Short exercise>
Convert the lines of data starting at the line that contains "heatmap-cell [421,213,426,219]" and ending at the line that contains "heatmap-cell [325,207,330,214]" into a JSON list of strings, one string per line, leaving out any blank lines.

** START **

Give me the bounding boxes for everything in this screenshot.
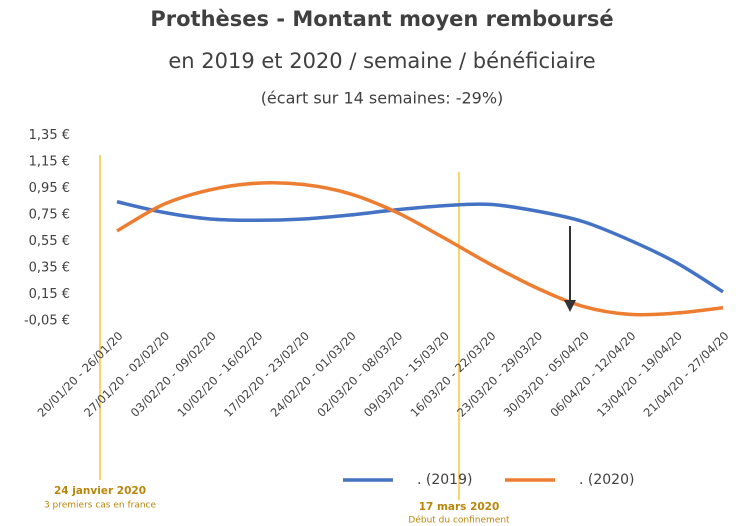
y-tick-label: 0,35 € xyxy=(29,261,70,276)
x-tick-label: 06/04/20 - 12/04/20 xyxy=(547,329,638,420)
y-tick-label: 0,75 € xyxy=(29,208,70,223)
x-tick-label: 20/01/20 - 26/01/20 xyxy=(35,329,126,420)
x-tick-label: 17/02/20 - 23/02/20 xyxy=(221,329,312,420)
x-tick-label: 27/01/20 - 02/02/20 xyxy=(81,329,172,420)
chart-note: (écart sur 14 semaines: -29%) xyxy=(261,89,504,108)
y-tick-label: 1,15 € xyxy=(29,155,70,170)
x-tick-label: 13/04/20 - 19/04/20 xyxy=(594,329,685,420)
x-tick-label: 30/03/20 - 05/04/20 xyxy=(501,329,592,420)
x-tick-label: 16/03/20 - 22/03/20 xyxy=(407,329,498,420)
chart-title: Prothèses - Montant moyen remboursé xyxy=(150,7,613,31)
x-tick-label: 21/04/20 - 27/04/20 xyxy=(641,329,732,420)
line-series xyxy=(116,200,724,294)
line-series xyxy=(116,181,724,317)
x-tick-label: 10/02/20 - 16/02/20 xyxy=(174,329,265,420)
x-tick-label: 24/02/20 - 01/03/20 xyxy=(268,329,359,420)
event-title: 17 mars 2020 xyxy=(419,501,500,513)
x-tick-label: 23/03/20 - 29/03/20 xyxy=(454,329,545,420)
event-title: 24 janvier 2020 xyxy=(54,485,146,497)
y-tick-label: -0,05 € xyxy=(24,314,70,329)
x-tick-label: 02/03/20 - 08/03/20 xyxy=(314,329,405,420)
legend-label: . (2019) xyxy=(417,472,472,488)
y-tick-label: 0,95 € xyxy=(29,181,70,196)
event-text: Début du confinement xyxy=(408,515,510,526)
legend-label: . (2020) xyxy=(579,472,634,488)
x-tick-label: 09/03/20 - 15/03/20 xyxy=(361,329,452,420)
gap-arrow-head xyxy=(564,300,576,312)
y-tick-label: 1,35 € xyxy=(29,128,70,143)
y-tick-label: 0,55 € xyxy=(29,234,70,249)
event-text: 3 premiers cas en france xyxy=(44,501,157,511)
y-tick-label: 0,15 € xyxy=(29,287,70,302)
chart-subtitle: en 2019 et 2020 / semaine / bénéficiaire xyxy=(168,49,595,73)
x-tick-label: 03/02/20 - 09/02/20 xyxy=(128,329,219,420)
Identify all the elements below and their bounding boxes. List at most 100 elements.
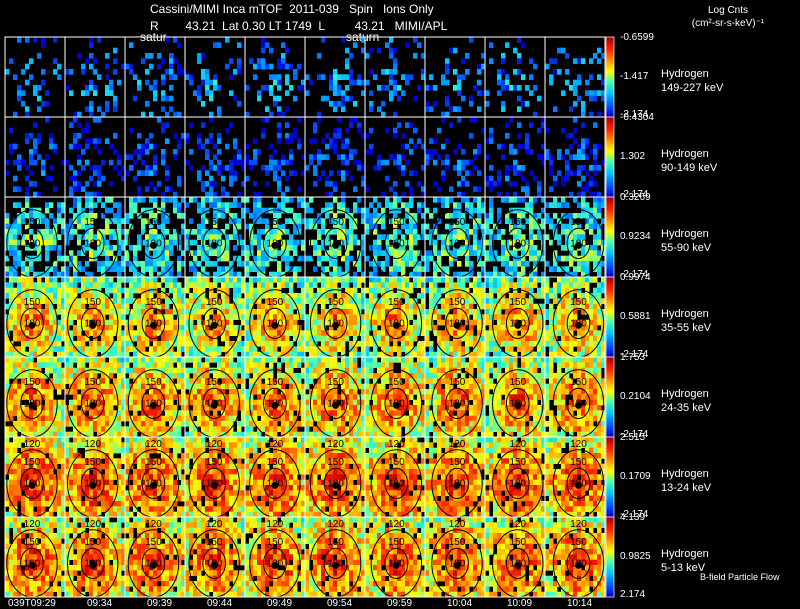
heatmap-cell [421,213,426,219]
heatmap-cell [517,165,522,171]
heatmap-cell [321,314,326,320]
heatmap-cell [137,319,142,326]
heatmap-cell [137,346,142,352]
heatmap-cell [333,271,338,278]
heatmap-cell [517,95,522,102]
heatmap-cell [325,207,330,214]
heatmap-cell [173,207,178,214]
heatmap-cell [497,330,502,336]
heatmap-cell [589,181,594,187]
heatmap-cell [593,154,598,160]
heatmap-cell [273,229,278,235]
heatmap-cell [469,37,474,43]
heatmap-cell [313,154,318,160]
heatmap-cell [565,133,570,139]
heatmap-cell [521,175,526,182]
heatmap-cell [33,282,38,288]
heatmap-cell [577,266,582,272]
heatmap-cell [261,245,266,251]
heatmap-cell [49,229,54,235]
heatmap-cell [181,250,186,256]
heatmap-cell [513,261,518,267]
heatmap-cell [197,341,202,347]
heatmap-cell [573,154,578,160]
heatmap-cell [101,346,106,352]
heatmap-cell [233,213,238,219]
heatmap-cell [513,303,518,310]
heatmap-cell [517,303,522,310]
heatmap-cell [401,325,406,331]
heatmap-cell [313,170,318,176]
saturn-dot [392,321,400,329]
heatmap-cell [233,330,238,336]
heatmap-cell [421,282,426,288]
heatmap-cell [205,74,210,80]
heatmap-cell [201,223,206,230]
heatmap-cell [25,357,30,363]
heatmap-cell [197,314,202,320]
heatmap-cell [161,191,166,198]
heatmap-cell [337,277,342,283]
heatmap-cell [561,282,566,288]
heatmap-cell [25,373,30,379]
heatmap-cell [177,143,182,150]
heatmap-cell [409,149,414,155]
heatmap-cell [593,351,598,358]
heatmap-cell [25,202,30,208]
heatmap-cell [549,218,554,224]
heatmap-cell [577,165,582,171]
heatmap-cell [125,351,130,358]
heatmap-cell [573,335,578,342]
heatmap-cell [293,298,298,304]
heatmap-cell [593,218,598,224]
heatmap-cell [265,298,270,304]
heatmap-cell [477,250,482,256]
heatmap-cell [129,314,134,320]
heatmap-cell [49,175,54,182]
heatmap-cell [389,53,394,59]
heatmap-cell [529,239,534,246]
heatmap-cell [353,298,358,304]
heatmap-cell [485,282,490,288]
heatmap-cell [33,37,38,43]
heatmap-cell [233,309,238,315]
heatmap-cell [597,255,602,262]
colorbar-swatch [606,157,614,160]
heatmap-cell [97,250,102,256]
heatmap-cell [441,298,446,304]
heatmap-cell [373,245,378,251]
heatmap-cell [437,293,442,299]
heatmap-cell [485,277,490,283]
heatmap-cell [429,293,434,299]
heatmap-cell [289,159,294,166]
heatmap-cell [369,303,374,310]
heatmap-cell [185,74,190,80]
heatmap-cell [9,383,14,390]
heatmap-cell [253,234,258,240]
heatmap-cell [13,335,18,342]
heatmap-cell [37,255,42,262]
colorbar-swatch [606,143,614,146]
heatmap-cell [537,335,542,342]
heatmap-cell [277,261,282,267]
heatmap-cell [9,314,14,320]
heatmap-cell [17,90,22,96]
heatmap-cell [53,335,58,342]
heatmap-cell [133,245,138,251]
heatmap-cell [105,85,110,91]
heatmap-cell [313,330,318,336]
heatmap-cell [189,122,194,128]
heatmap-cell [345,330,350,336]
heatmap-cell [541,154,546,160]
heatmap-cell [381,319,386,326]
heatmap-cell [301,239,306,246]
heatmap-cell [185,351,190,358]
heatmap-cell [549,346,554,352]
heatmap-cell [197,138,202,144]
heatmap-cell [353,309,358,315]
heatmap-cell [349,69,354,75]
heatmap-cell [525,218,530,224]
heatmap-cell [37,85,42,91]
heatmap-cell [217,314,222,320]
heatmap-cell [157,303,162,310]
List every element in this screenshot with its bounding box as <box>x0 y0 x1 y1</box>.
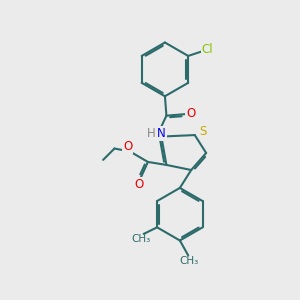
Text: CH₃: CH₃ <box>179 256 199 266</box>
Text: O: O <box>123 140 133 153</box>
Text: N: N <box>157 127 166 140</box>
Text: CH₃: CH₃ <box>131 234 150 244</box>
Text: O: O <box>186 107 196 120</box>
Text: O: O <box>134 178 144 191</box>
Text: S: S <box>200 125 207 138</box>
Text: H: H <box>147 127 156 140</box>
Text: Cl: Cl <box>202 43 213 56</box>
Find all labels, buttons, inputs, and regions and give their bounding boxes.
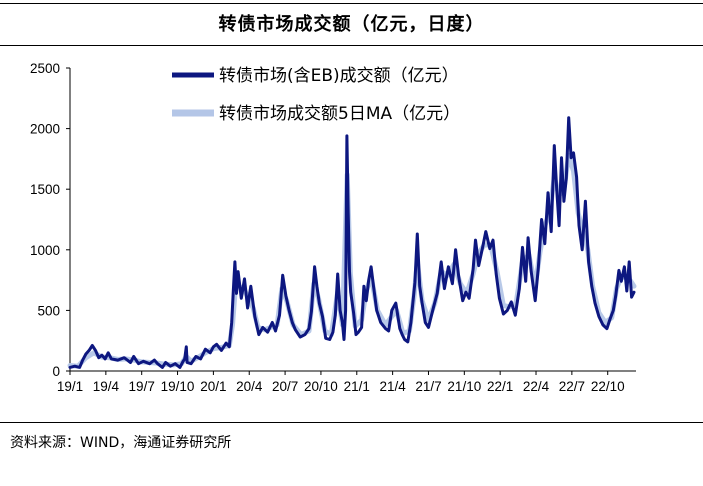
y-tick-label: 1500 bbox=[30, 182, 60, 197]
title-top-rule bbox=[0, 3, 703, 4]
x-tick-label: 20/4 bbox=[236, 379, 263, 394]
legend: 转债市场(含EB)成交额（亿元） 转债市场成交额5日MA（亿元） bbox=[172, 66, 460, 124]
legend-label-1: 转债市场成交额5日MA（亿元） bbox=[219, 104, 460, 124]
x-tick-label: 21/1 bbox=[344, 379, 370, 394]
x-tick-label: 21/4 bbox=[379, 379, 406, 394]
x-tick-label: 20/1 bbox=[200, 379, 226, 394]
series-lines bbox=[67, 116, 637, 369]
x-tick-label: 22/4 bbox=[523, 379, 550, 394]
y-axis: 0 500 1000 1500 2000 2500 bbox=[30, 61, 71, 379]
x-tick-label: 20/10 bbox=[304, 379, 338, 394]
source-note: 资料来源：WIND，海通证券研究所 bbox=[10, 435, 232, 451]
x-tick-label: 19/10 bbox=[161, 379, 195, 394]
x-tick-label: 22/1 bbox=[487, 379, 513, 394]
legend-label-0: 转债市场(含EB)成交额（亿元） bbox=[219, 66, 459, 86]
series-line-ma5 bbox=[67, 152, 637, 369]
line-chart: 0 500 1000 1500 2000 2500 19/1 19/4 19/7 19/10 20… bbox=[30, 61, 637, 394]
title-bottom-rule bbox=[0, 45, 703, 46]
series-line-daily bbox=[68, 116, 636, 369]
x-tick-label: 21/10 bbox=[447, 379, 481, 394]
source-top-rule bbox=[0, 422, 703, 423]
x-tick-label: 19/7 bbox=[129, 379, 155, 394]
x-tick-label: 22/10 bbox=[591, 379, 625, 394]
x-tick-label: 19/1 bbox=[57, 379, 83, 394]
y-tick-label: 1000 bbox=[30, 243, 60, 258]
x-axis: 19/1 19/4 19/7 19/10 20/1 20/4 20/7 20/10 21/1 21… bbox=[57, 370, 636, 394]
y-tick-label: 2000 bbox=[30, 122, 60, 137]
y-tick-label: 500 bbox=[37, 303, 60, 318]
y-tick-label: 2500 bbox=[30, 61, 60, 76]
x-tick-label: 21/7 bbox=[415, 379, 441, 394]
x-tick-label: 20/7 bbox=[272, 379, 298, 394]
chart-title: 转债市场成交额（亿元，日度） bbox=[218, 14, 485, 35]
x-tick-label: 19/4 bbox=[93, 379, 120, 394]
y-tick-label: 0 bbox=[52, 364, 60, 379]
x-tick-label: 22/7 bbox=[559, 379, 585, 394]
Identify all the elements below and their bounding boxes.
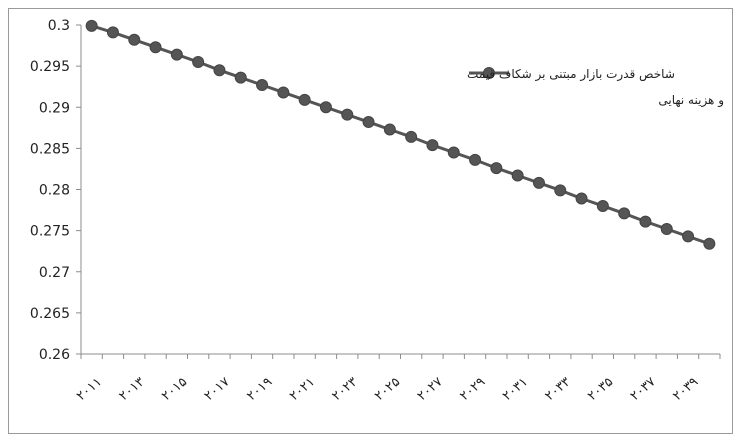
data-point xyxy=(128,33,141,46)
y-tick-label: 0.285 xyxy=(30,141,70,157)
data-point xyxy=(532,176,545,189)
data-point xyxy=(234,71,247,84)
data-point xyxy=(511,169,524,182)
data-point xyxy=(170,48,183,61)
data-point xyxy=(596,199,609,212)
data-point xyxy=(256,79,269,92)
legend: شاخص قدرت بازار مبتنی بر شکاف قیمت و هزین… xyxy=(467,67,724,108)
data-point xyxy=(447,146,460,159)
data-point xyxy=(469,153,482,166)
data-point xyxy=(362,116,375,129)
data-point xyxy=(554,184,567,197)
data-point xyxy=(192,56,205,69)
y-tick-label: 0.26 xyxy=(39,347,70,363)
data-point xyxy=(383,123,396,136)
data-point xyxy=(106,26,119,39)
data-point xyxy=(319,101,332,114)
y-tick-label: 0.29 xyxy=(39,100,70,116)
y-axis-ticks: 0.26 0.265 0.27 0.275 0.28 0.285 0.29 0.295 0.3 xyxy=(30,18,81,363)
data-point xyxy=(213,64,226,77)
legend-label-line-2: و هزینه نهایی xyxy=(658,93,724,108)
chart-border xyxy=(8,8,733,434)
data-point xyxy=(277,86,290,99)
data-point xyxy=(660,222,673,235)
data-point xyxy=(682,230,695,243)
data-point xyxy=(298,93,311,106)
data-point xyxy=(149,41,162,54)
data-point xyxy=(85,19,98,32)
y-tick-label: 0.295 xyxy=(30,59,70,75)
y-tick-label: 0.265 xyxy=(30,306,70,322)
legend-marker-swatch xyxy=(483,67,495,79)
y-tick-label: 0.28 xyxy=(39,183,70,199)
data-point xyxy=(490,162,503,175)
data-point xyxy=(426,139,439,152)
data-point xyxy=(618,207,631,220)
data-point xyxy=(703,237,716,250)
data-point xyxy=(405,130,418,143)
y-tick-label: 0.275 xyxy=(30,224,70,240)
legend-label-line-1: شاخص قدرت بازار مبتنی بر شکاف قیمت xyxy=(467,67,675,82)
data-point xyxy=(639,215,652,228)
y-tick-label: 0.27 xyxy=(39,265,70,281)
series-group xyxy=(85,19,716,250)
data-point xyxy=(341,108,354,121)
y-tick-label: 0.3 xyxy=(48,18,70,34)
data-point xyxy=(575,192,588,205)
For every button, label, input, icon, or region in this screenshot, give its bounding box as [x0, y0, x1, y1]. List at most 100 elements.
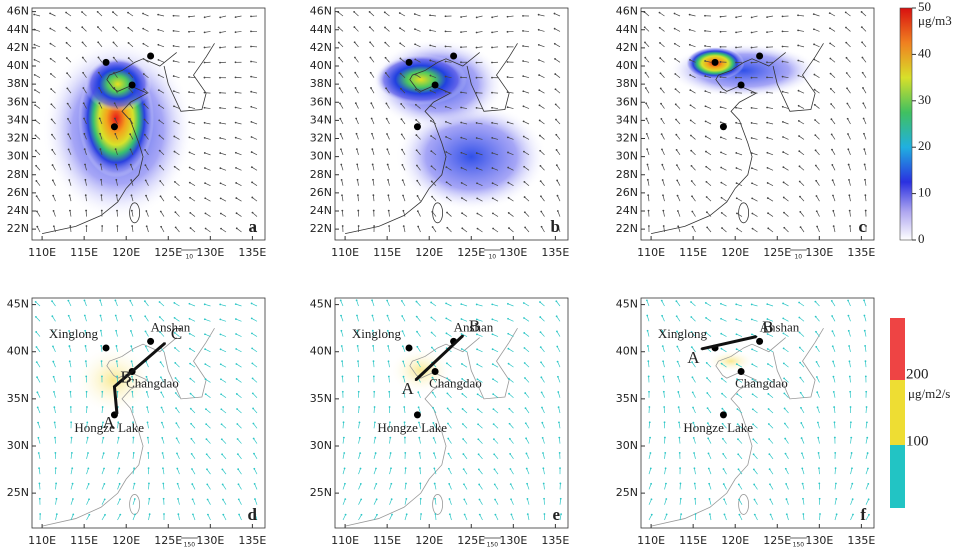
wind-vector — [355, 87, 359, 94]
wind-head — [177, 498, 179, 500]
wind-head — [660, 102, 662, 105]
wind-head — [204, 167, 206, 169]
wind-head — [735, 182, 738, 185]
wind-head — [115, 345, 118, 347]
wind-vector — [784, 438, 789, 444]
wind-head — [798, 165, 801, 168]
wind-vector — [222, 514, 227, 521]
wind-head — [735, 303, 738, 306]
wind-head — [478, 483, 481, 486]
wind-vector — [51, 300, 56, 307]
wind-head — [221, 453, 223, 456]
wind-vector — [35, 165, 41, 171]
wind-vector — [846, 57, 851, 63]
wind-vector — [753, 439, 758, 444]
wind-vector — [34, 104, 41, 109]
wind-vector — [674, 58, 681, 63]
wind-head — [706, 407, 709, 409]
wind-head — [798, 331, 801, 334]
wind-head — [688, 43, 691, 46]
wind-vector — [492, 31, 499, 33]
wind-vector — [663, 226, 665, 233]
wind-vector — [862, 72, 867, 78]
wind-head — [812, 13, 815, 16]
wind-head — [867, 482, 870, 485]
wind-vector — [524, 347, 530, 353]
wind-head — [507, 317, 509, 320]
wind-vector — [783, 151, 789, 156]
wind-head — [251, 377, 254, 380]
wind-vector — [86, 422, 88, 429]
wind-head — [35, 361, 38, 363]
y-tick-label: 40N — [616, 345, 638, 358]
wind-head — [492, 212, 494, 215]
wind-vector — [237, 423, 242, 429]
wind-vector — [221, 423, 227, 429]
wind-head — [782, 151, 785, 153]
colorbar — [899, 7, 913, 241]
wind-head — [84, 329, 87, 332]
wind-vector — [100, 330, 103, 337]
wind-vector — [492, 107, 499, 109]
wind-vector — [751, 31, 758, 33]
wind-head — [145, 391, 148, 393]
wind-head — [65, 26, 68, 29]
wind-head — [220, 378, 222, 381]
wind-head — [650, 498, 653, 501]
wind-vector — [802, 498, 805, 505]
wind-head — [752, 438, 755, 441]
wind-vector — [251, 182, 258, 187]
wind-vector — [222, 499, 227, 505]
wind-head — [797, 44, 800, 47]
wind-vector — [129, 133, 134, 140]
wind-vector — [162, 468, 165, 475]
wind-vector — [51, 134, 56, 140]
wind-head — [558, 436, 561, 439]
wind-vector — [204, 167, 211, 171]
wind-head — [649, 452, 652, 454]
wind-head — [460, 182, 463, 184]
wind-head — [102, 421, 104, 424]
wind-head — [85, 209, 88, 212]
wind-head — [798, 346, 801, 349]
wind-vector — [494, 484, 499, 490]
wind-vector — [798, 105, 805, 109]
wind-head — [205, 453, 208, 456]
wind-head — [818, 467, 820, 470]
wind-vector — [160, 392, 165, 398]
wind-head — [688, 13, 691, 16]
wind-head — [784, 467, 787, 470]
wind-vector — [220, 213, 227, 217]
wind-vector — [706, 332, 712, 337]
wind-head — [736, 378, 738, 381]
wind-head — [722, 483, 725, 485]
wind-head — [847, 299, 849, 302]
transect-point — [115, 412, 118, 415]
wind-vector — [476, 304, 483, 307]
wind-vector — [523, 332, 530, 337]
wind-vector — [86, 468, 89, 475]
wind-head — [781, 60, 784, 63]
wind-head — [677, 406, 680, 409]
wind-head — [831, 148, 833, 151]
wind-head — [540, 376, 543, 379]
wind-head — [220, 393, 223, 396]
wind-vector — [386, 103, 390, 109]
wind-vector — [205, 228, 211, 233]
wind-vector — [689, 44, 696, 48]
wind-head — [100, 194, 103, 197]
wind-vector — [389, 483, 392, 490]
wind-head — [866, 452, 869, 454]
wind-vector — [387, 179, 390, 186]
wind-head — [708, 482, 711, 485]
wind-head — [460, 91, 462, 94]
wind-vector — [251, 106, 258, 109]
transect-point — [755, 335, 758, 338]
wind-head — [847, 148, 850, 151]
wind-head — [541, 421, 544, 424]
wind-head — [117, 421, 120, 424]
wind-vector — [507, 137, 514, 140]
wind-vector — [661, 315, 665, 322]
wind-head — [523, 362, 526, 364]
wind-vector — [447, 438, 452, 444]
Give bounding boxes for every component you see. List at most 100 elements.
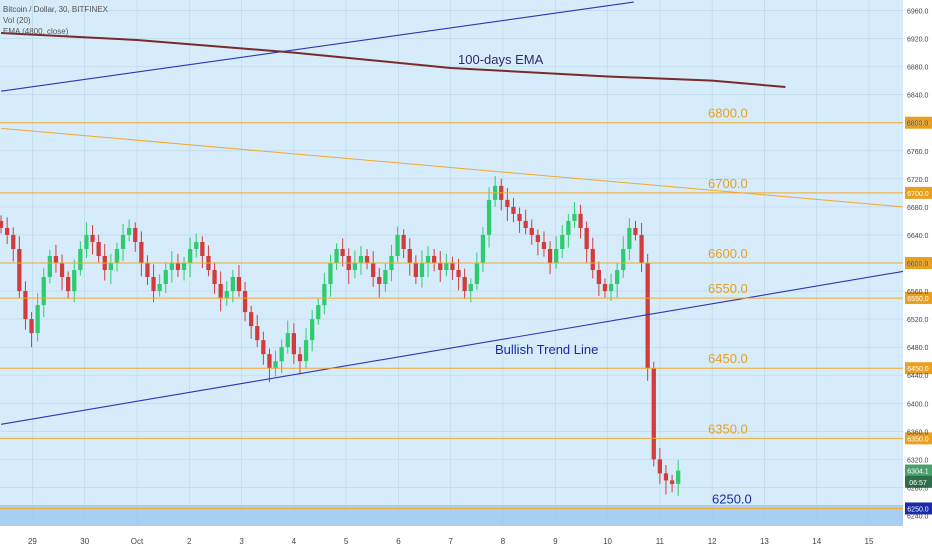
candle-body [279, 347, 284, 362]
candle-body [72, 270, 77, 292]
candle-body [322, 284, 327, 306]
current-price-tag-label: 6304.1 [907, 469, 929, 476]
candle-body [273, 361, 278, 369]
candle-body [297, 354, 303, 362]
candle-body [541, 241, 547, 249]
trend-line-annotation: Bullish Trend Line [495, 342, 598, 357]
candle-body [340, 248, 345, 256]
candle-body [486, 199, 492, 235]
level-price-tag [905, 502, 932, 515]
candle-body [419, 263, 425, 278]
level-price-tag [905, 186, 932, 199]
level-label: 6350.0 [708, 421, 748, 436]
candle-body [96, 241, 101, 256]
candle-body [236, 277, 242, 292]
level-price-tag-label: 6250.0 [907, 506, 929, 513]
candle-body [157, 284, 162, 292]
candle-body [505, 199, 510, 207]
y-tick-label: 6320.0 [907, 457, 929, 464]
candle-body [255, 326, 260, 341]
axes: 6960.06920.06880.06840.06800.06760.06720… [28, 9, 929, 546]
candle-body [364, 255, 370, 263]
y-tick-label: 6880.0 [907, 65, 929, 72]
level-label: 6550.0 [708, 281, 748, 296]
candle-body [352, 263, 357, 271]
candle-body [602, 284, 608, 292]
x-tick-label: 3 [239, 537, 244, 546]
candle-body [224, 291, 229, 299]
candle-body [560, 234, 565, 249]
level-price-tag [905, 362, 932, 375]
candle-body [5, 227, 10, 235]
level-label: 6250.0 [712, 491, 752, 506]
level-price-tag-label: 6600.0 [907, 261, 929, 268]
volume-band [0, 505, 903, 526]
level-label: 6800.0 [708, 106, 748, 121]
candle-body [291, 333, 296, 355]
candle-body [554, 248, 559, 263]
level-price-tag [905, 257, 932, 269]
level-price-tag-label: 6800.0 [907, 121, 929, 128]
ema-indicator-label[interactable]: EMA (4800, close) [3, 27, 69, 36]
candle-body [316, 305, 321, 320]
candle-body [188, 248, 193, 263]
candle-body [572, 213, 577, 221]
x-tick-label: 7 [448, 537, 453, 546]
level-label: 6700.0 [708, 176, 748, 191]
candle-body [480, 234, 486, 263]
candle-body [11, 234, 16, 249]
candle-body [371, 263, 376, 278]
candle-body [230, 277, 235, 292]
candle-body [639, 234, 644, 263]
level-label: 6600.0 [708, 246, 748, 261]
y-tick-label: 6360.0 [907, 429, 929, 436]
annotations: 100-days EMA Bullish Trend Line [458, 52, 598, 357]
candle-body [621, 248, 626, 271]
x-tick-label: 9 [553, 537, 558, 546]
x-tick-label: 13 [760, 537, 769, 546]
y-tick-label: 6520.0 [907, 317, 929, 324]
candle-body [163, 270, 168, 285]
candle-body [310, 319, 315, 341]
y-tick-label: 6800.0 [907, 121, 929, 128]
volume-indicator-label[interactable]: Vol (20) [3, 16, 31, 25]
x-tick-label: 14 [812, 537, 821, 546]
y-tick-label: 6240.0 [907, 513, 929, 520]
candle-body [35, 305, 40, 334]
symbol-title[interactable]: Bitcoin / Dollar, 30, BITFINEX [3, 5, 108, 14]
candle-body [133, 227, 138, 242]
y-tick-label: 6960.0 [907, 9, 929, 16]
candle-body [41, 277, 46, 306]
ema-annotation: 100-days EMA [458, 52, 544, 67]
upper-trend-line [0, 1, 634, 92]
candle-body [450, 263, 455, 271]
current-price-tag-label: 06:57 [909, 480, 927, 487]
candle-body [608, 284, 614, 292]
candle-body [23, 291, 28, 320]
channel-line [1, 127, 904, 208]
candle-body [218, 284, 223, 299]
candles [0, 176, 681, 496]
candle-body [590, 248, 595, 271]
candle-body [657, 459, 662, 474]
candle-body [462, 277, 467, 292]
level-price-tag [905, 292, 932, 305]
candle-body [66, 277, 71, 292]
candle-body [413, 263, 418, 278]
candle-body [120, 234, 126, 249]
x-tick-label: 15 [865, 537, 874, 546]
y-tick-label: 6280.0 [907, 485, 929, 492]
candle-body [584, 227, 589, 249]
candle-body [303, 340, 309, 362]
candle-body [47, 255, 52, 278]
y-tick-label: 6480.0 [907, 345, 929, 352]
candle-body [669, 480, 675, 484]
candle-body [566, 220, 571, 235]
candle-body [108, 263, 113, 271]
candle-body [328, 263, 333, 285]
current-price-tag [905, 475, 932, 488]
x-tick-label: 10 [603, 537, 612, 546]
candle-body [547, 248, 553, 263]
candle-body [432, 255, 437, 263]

** END **

Solution to the problem>
[
  "heatmap-cell [421,213,426,219]",
  "heatmap-cell [517,165,522,171]",
  "heatmap-cell [321,314,326,320]",
  "heatmap-cell [137,319,142,326]",
  "heatmap-cell [137,346,142,352]",
  "heatmap-cell [333,271,338,278]",
  "heatmap-cell [517,95,522,102]",
  "heatmap-cell [325,207,330,214]"
]